[Work to do]:
For each line below that contains the string "more", copy that line.

[Extracted entries]:

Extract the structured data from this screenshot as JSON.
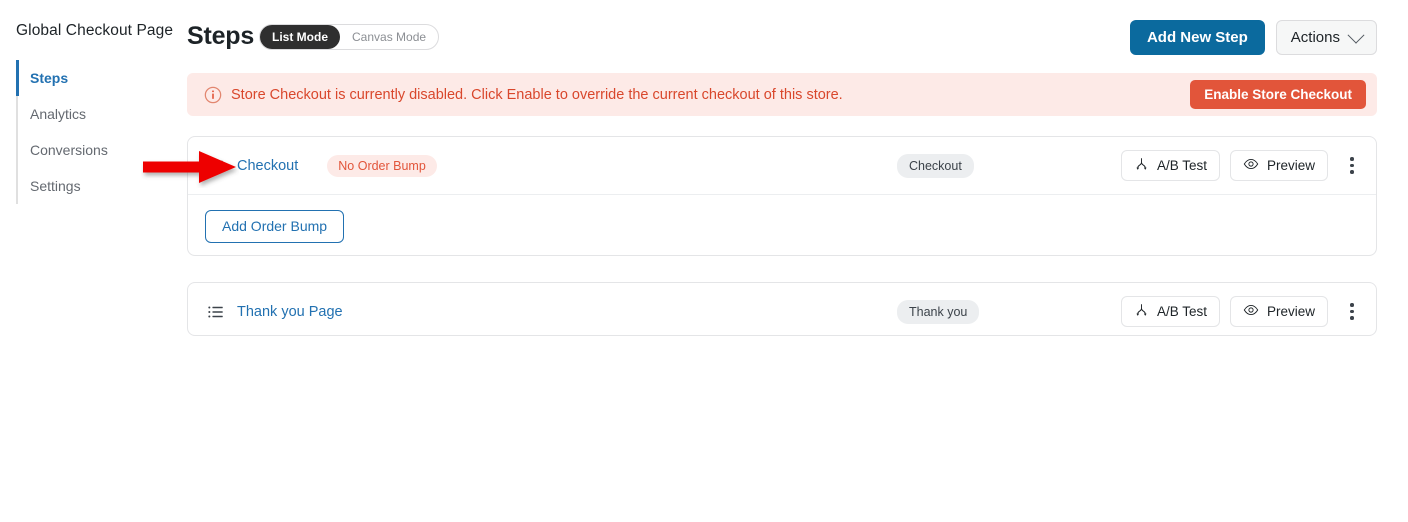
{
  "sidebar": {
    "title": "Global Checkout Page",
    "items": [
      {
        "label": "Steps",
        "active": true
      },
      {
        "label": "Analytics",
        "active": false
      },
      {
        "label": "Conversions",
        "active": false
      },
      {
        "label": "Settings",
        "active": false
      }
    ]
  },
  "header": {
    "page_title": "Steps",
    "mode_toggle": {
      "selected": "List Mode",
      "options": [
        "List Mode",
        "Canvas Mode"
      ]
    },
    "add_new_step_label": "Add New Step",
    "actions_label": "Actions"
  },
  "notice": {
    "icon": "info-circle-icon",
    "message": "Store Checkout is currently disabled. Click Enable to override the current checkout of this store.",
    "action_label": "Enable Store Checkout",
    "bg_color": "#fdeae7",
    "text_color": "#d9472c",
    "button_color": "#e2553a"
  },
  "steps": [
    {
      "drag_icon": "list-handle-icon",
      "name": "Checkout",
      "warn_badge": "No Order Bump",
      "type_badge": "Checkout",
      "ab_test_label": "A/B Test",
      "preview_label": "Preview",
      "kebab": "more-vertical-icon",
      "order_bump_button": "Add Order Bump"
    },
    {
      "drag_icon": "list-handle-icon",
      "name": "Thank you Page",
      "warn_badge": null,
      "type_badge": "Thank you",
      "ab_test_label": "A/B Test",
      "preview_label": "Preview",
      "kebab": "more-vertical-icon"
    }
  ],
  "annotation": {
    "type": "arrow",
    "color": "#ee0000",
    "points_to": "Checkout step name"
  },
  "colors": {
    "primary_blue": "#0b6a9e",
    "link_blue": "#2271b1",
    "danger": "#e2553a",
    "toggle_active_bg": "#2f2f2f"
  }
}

[The response]:
      "kebab": "more-vertical-icon",
      "kebab": "more-vertical-icon"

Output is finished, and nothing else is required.